Problems to solve:
1. Answer these questions using the excerpt on county redistricting, one answer per line, marked to match:
(a) Which commissioner represents District 3?
(b) What road did commissioners agree not to use as a line splitting Spanish Springs into two districts?
(c) Which two organizations support keeping Sun Valley as a single voting bloc?
2. Name every county commission member mentioned in the excerpt on county redistricting.
3. Write a continuation of the news excerpt on county redistricting, picking up after its final sentence.

Excerpt to read:
The commission on Tuesday reached an agreement on the boundaries for districts 1 and 2, represented by Chairman John Breternitz and Commissioner David Humke, which make up the southernmost portion of the county.

Spanish Springs remains a point of contention, Management Services Director John Slaughter said on Wednesday.

Commissioners have agreed not to split the area into two districts with Pyramid Highway as the dividing line. Instead, Slaughter said he would present two new redistricting maps at the next county commission meeting showing Spanish Springs in both District 4, represented by Bob Larkin, and District 5, represented by Bonnie Weber. Commissioners will then have to choose between the two maps.

Sun Valley also has been a hot topic of discussion, with the local NAACP and Progressive Leadership Alliance of Nevada supporting plans to retain the area as a single voting bloc in order to increase minority and low-income representation. Officials with these organizations have also pushed to have District 3, represented by Kitty Jung and considered the “urban core” of the county, extended to incorporate more low-income neighborhoods located south and west of downtown Reno.

Slaughter said the commission has rejected these plans and intends to split Sun Valley between districts 3 and 5, though District 3 will consume more of the area.

This move actually pushes the southern boundary of District 3 farther north in order to retain proportional population counts, Slaughter said.

Data records:
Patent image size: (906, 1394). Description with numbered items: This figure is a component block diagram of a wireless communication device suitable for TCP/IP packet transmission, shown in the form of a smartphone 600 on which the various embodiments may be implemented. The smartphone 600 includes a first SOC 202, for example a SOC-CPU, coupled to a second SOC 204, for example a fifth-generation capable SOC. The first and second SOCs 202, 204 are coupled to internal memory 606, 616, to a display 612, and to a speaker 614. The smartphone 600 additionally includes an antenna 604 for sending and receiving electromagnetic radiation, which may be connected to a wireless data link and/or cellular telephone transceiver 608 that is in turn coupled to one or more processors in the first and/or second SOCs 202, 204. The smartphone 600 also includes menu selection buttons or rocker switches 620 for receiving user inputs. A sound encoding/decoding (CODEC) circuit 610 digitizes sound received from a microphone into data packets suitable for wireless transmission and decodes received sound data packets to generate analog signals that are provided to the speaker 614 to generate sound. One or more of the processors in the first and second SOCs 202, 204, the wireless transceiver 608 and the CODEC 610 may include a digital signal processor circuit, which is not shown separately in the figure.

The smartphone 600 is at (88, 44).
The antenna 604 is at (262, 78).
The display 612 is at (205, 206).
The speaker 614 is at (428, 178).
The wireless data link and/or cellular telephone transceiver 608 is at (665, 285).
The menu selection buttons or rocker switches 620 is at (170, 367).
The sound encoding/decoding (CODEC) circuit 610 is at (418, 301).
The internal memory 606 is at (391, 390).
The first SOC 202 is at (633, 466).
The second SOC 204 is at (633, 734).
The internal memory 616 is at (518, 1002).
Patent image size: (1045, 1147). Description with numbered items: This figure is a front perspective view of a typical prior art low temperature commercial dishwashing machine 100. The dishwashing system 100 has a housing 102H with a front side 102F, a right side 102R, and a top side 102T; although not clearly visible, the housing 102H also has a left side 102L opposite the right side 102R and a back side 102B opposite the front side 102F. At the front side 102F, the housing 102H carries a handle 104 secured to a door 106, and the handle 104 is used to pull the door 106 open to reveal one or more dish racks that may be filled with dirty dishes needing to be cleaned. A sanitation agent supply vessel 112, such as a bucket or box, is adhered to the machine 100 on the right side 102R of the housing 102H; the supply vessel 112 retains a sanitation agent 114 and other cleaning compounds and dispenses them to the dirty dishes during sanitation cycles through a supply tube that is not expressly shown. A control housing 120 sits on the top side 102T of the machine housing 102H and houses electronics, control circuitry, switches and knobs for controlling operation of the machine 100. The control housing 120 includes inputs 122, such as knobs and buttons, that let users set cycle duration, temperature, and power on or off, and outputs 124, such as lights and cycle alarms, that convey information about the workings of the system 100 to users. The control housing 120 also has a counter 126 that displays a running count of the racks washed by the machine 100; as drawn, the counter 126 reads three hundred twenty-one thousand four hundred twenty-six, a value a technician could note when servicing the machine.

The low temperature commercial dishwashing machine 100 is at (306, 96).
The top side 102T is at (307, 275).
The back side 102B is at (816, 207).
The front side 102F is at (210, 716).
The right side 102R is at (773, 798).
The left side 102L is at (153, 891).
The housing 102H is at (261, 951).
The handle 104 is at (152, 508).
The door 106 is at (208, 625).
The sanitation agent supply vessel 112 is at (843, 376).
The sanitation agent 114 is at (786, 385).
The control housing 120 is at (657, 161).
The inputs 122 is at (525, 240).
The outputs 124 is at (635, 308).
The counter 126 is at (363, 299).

Answers for the exercise:
1.
(a) Kitty Jung
(b) Pyramid Highway
(c) The local NAACP and the Progressive Leadership Alliance of Nevada

2.
John Breternitz
David Humke
Bob Larkin
Bonnie Weber
Kitty Jung

3.
According to guidelines for redistricting, each commission district should be as equal in population as possible.

The 2010 U.S. Census reports that the county’s population has grown to more than 421,000, a 24 percent increase since 2000, setting a target population for each district at slightly more than 84,000 – give or take 5 percent.

Based on the current district boundaries, some commission seats far exceed the target population count while others fall well below it. District 2, represented by Humke, is the only district currently within the target range.

Other considerations officials take into account when redrawing the voting districts include the Voting Rights Act and issues of fair minority representation; drawing boundaries that are compact and contiguous; using existing districts (drawn in 2001) as benchmarks; and retaining the current residence of each incumbent commissioner in their newly drawn districts.